◆ **Entries supplied**:
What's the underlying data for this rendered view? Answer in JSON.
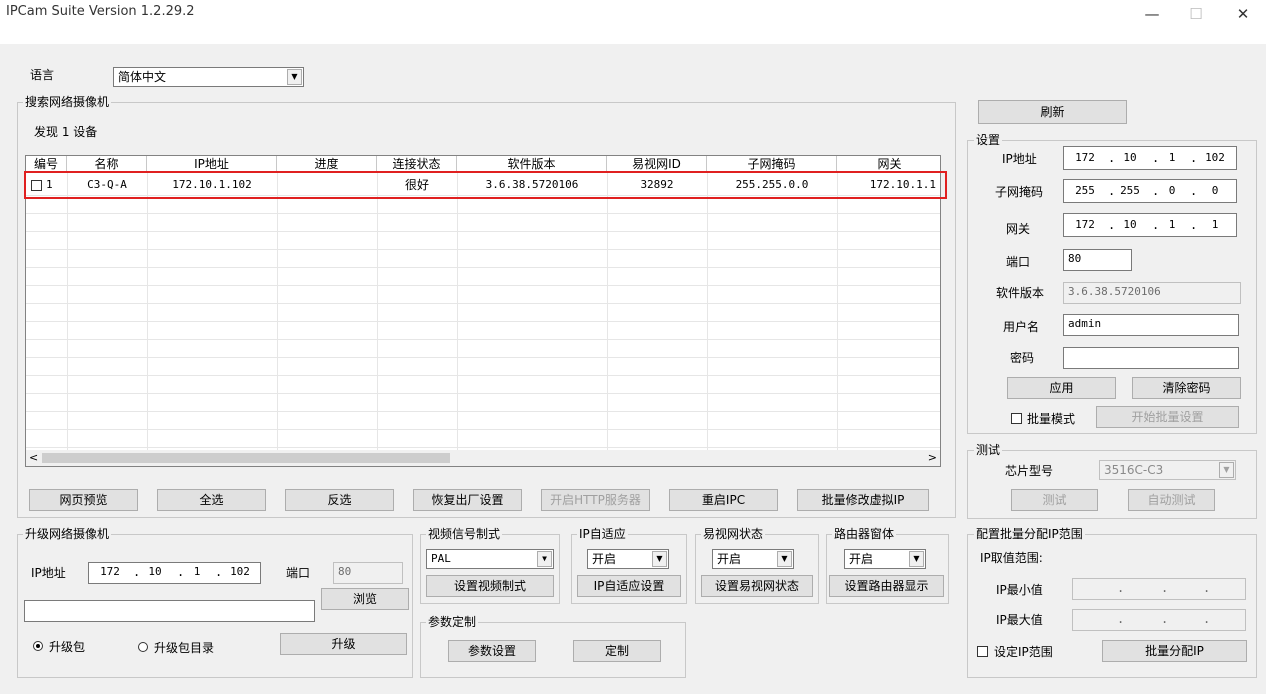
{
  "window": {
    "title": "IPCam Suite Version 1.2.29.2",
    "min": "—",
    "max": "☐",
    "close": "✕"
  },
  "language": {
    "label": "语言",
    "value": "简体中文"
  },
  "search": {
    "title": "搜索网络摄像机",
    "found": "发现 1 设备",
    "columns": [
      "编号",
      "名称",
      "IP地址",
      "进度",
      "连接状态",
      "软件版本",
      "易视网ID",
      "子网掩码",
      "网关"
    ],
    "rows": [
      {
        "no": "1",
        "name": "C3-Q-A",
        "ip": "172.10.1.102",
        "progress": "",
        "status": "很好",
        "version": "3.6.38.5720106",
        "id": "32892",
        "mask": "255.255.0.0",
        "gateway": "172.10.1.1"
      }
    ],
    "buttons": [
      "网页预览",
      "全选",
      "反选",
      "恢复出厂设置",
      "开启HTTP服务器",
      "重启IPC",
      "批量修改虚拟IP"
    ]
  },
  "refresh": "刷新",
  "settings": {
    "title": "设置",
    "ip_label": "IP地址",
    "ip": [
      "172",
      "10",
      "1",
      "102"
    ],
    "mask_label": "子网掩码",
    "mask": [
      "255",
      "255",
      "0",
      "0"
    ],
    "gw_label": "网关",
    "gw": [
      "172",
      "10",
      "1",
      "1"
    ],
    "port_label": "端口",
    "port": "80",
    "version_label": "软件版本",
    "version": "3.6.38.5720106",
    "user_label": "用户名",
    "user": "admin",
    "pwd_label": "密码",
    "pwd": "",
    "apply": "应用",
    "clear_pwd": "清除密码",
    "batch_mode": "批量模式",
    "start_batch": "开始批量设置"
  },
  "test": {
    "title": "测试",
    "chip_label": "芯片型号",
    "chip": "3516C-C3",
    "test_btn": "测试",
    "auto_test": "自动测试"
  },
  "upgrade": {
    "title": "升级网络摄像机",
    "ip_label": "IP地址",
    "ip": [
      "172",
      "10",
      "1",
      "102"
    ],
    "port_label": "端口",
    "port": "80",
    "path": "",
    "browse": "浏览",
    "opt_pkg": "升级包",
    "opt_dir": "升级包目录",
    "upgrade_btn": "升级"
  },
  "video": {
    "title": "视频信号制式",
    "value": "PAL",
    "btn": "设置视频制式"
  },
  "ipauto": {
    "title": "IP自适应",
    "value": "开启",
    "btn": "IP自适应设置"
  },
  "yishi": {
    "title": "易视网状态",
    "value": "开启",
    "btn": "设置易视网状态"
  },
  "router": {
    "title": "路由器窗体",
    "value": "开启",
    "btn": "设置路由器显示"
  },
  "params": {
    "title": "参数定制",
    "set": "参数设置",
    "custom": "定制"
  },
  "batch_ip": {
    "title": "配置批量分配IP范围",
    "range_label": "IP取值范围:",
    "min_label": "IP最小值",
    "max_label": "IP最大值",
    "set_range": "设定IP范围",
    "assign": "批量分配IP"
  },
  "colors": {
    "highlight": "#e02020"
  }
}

---

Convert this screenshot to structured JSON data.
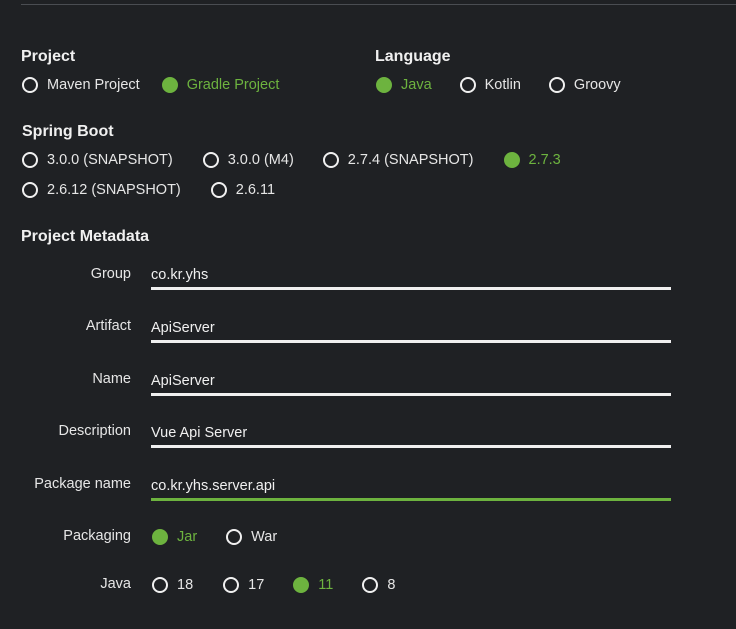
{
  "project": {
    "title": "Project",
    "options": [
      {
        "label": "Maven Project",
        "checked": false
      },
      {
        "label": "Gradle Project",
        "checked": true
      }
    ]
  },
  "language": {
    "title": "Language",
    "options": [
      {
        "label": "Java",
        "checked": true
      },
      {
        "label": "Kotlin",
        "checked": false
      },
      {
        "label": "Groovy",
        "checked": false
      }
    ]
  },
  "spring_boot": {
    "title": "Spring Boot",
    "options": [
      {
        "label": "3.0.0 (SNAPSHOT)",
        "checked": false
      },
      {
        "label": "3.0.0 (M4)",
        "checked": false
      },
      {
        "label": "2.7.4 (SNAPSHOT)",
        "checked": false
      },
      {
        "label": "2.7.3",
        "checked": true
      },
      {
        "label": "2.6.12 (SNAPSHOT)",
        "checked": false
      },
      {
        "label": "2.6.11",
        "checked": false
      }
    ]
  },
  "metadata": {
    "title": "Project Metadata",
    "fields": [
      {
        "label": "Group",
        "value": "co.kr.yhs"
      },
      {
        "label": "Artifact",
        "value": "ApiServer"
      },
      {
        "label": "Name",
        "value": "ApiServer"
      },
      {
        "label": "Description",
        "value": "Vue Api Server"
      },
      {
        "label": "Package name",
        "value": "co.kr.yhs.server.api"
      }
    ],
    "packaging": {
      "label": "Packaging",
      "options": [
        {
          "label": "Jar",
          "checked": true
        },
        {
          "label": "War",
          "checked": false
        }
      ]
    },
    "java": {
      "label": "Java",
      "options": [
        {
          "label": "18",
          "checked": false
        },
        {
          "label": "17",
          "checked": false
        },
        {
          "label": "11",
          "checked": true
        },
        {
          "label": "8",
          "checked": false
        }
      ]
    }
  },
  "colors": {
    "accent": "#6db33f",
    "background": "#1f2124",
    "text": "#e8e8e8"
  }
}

◆ **Exercise description**:
Find how many lines of the listing include the string "value" and give that number, nothing else.

◆ **Exercise solution**:
10